** Begin Selected excerpt **
Catching up on my RSS feed and Andreas latest post strikes loud with me after my week in Barcelona.
On Tuesday I took part in a roundtable discussion on Fixed Mobile Conversion. The point I was hoping to make in my presentation was that it is not the network on which you make the call that is converging, it is the place in which you make it that is. Most of us use our mobile phones along a defined route, at home, on the way to work, at work, in our local pub/club etc. over 90% of the calls we make are in a place that we know rather than somewhere new. So whilst most people call the mobile first it is not because they do not know where we are.
That being so how can an Operator maximise there take on the defined spend on Mobile? I argue that it is the quality of the voice call rather than the content of a call that limits its duration. How many times do we still say "I will have to call you back because the line is bad"?
Before we get caried away with Data on our phone here are a few facts that should mean that the focus is on Voice:
1/ Mobile voice
- worth over $1 trillion globally today
- volume equal (roughly) to fixed voice
- by 2015, mobile voice will likely be 2x greater than fixed voice
- 8-9 trillion mobile voice minutes per annum (2015)
- VoIP a small percentage (10-15%) of total volume, and probably less than 5% of total value
- massive growth potential - but not focused on by operators
- not a single EVP for Voice anywhere in European industry
- value being lost due to lack of strategic focus and minimal investment
- also value erosion through over-use of bundles
- termination cuts have had an impact (operators could be more proactive and take the surprise out of term rate cuts)
- LRIAC termination rate is a known quantity - and all operators can plan tariffs around it
- Elasticity exists - but operators own actions damping its potential
- tele.ring strategy versus T-Mobile Austria
2/ Mobile data
- at least 95% of mobile data revenues come from SMS
- interestingly, global SMS business is worth 3x the total, global music industry (including CD sales, DVDs, licensing, publishing, etc)
- yet operators think music downloads will transform their businesses!
** End Selected excerpt **
** Begin Data provided **
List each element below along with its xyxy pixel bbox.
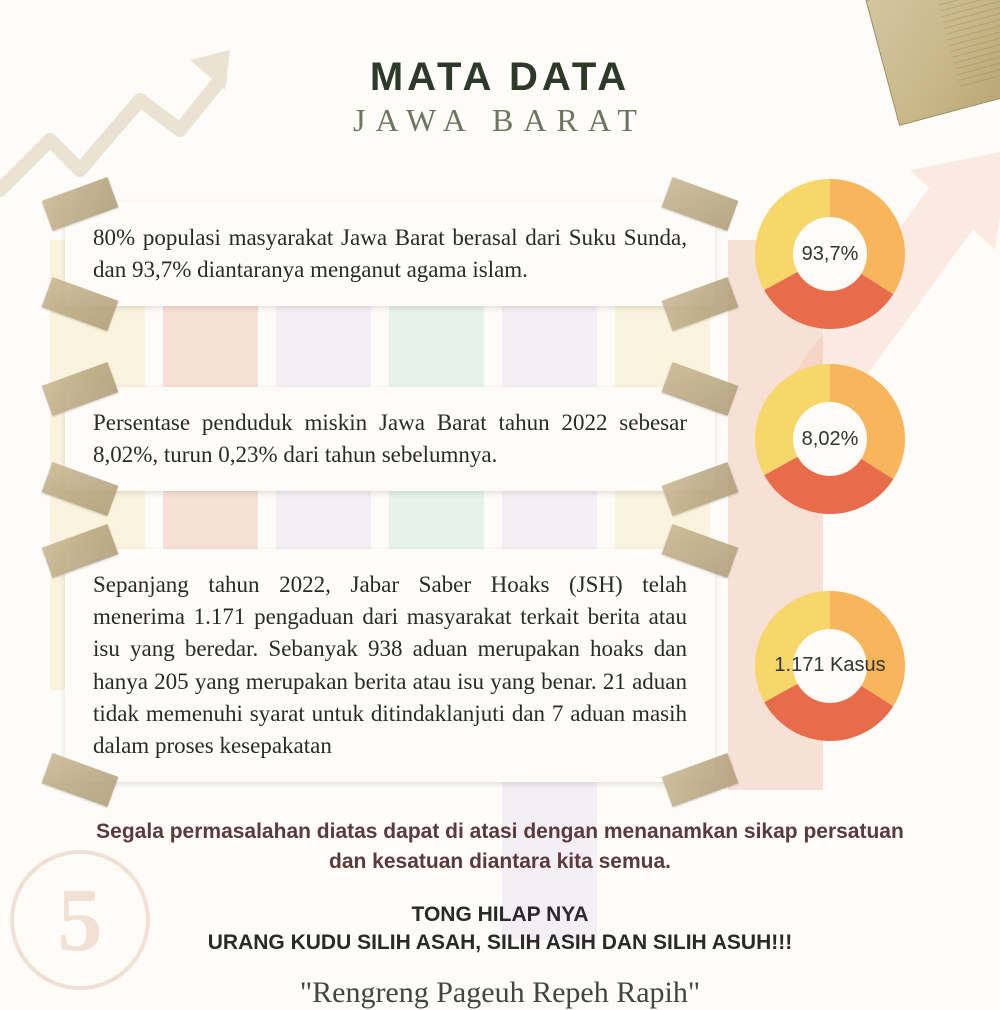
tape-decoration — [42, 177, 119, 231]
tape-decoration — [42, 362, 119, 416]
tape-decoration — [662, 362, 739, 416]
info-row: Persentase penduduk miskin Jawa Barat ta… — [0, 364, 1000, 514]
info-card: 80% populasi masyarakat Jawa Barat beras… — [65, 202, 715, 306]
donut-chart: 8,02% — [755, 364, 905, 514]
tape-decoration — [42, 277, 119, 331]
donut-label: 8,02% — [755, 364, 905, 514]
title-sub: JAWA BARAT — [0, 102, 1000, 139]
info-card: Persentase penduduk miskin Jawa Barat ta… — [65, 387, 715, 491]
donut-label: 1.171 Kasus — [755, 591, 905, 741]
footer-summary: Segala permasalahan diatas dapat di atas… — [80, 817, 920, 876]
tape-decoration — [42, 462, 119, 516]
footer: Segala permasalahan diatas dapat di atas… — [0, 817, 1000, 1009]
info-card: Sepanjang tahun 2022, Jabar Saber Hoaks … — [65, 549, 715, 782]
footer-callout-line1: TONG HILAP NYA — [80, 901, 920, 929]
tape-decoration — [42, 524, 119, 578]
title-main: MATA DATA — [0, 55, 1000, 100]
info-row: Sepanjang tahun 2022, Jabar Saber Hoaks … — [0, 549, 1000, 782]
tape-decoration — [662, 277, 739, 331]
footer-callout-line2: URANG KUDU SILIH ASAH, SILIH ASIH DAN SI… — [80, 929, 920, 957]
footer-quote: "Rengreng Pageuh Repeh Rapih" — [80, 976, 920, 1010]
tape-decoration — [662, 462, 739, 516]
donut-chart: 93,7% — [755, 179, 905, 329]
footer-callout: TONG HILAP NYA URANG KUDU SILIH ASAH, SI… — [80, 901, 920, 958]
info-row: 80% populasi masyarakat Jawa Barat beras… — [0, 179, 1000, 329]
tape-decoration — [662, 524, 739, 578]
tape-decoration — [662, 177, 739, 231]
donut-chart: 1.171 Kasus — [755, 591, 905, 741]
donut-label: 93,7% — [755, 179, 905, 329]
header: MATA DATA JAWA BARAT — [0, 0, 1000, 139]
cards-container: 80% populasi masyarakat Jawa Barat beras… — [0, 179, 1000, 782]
** End Data provided **
◆ **Required actions**:
(a) In the post on mobile voice and data, which places are named as points along the defined route where most of us use our mobile phones?
(b) Extend the post on mobile voice and data past its final line.

◆ **In response**:
(a)
- at home
- on the way to work
- at work
- in our local pub/club

(b)
- getting the basics right is still a valid objective - email, instant messaging, photo messaging, internet access/browsing, presence, location-sensitive search)
- not a single operator has managed to address these areas successfully yet (though cite Vodafone Spain with Real Mail as example of progress)
- Instead, most are focused on contrived nonsense - mobile TV being the best example
- simple, sequential service development
- use all of the real-estate on the device - 10 number keys equal ten shortcuts to ten simple data services
- the devices themselves remain a problem to data uptake - they are phones, with incidental data capabilities
- screen size stretches the resolving capacity of the human eye to its limits!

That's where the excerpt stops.